— Start Records for this task —

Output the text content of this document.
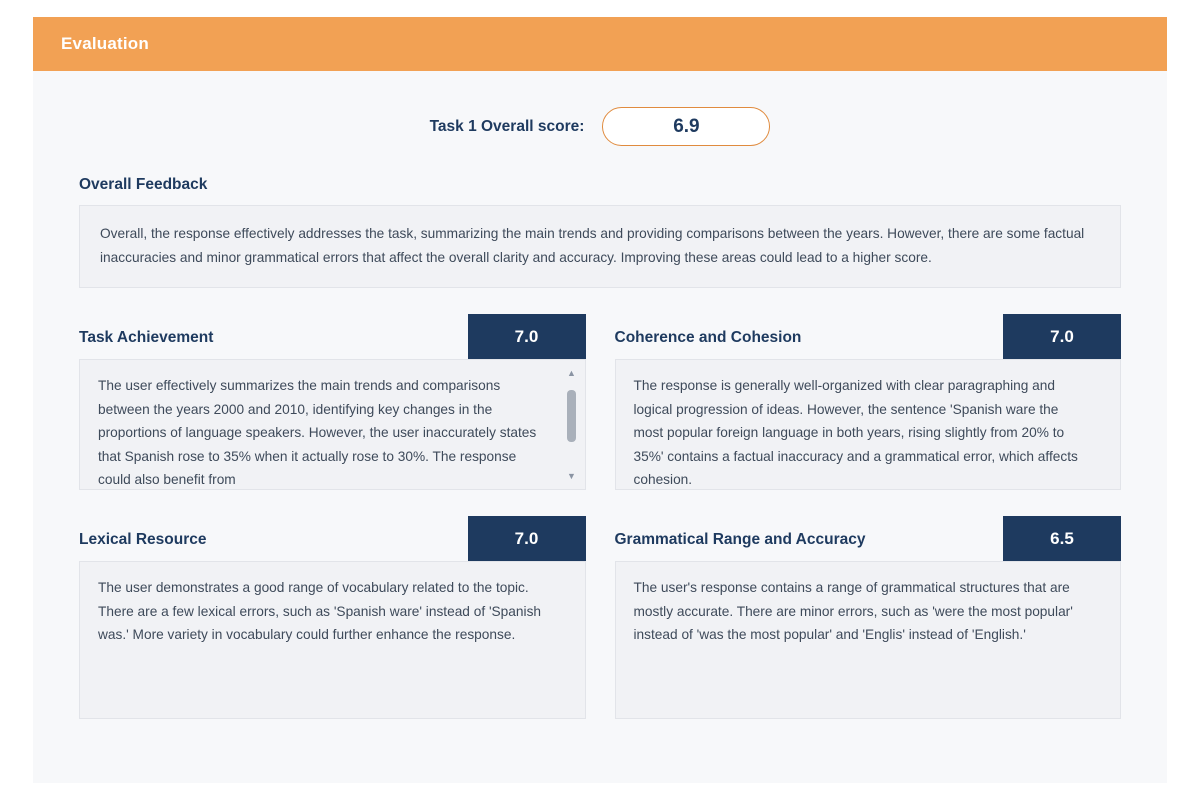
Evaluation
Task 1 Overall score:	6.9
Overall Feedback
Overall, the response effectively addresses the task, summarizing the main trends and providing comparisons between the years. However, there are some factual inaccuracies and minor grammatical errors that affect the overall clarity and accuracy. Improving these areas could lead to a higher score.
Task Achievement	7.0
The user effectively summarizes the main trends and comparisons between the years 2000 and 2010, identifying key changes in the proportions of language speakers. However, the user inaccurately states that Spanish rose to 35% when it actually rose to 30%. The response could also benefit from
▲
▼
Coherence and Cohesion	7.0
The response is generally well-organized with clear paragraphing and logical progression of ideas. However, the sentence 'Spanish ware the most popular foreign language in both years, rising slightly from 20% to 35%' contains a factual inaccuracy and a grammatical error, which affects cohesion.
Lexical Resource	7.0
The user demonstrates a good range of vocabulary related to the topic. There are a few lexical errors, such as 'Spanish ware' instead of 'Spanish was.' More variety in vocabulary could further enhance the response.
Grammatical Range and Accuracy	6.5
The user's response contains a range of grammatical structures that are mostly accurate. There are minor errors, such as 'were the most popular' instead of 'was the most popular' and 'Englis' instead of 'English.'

— End Records for this task —
— Start Records for this task —

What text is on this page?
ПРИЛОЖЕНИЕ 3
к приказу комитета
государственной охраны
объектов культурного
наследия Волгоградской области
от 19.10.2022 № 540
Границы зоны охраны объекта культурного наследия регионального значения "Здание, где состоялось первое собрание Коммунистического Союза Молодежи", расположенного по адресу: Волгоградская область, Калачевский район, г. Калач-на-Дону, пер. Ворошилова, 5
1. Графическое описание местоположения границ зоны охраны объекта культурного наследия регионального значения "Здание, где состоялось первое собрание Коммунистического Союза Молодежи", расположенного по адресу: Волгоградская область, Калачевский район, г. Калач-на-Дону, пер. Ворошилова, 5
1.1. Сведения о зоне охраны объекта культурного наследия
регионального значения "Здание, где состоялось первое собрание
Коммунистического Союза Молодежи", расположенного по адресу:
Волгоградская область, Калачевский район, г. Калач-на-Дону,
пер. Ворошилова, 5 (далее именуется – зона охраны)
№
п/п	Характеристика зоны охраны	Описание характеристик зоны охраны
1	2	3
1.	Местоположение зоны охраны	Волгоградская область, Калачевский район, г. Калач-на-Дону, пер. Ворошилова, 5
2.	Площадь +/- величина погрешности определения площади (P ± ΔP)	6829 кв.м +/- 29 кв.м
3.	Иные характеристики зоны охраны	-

— End Records for this task —

- _Direction_
Look through the records and gather each line with the word "Дону".

- _Response_
Границы зоны охраны объекта культурного наследия регионального значения "Здание, где состоялось первое собрание Коммунистического Союза Молодежи", расположенного по адресу: Волгоградская область, Калачевский район, г. Калач-на-Дону, пер. Ворошилова, 5
1. Графическое описание местоположения границ зоны охраны объекта культурного наследия регионального значения "Здание, где состоялось первое собрание Коммунистического Союза Молодежи", расположенного по адресу: Волгоградская область, Калачевский район, г. Калач-на-Дону, пер. Ворошилова, 5
Волгоградская область, Калачевский район, г. Калач-на-Дону,
1.	Местоположение зоны охраны	Волгоградская область, Калачевский район, г. Калач-на-Дону, пер. Ворошилова, 5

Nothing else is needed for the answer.